YOUR INSTRUCTIONS:
Reproduce the listing below without changes, except that pictures are left out.

RECORDS TO PROCESS:

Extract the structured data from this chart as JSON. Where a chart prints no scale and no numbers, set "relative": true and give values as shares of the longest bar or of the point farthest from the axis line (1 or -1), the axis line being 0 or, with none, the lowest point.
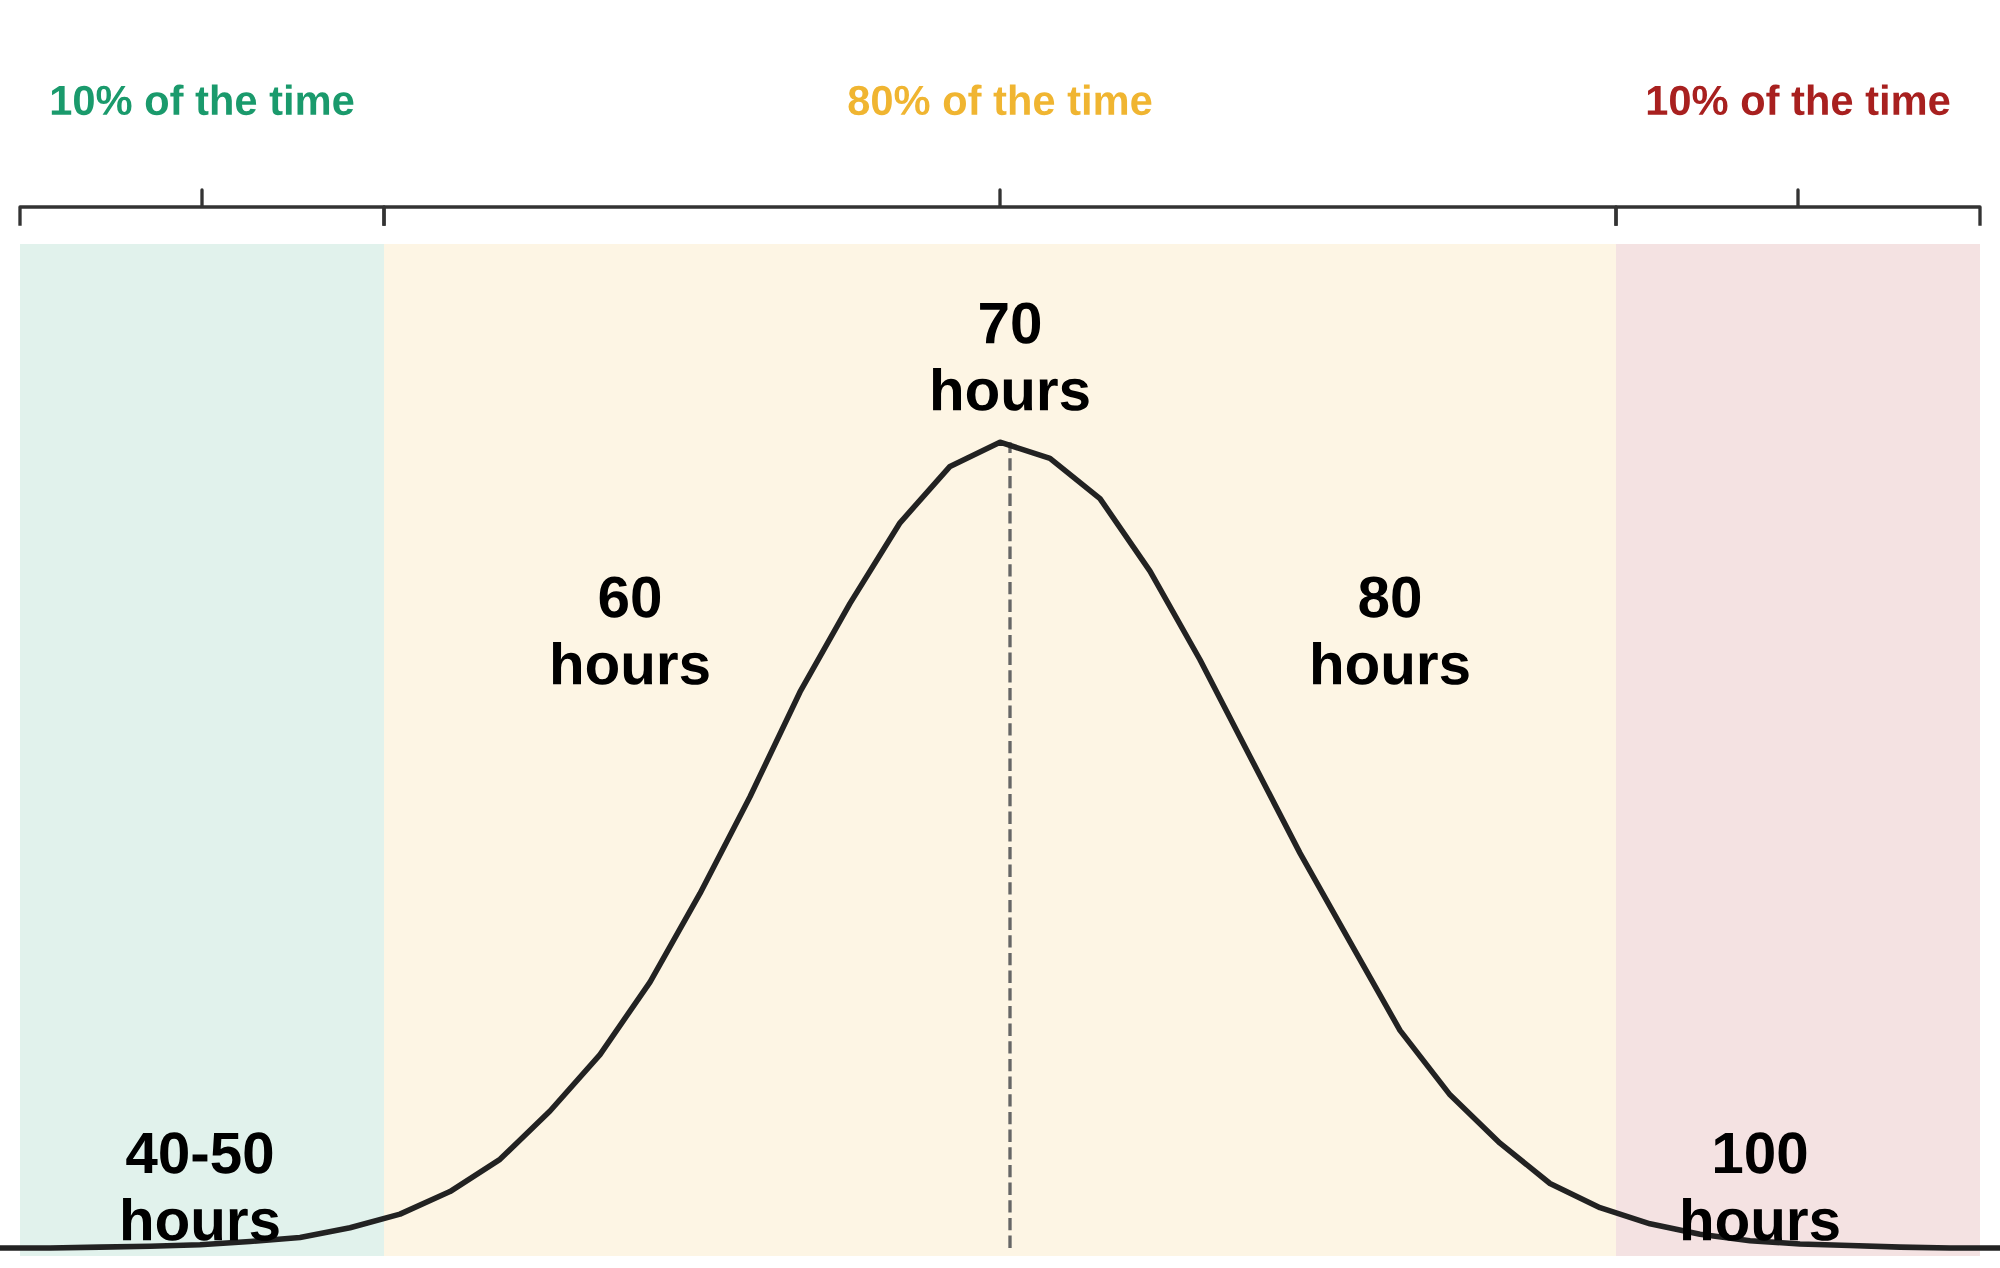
{
  "chart_data": {
    "type": "line",
    "relative": true,
    "categories": [
      null,
      null,
      null,
      null,
      null,
      null,
      null,
      null,
      null,
      null,
      null,
      null,
      null,
      null,
      null,
      null,
      null,
      null,
      null,
      null,
      null,
      null,
      null,
      null,
      null,
      null,
      null,
      null,
      null,
      null,
      null,
      null,
      null,
      null,
      null,
      null,
      null,
      null,
      null,
      null,
      null
    ],
    "series": [
      {
        "color": "#222222",
        "values": [
          0,
          0,
          0.001,
          0.002,
          0.004,
          0.008,
          0.013,
          0.025,
          0.042,
          0.07,
          0.11,
          0.17,
          0.24,
          0.33,
          0.44,
          0.56,
          0.69,
          0.8,
          0.9,
          0.97,
          1.0,
          0.98,
          0.93,
          0.84,
          0.73,
          0.61,
          0.49,
          0.38,
          0.27,
          0.19,
          0.13,
          0.08,
          0.05,
          0.03,
          0.017,
          0.009,
          0.005,
          0.003,
          0.001,
          0,
          0
        ]
      }
    ],
    "annotations": [
      "10% of the time",
      "80% of the time",
      "10% of the time",
      "60\nhours",
      "70\nhours",
      "80\nhours",
      "40-50\nhours",
      "100\nhours"
    ],
    "line_style": "solid",
    "marker": "none"
  }
}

THE COMPLETED TASK:
Extract the structured data from this chart as JSON. Where a chart prints no scale and no numbers, set "relative": true and give values as shares of the longest bar or of the point farthest from the axis line (1 or -1), the axis line being 0 or, with none, the lowest point.
{
  "chart_data": {
    "type": "line",
    "relative": true,
    "categories": [
      null,
      null,
      null,
      null,
      null,
      null,
      null,
      null,
      null,
      null,
      null,
      null,
      null,
      null,
      null,
      null,
      null,
      null,
      null,
      null,
      null,
      null,
      null,
      null,
      null,
      null,
      null,
      null,
      null,
      null,
      null,
      null,
      null,
      null,
      null,
      null,
      null,
      null,
      null,
      null,
      null
    ],
    "series": [
      {
        "color": "#222222",
        "values": [
          0,
          0,
          0.001,
          0.002,
          0.004,
          0.008,
          0.013,
          0.025,
          0.042,
          0.07,
          0.11,
          0.17,
          0.24,
          0.33,
          0.44,
          0.56,
          0.69,
          0.8,
          0.9,
          0.97,
          1.0,
          0.98,
          0.93,
          0.84,
          0.73,
          0.61,
          0.49,
          0.38,
          0.27,
          0.19,
          0.13,
          0.08,
          0.05,
          0.03,
          0.017,
          0.009,
          0.005,
          0.003,
          0.001,
          0,
          0
        ]
      }
    ],
    "annotations": [
      "10% of the time",
      "80% of the time",
      "10% of the time",
      "60\nhours",
      "70\nhours",
      "80\nhours",
      "40-50\nhours",
      "100\nhours"
    ],
    "line_style": "solid",
    "marker": "none"
  }
}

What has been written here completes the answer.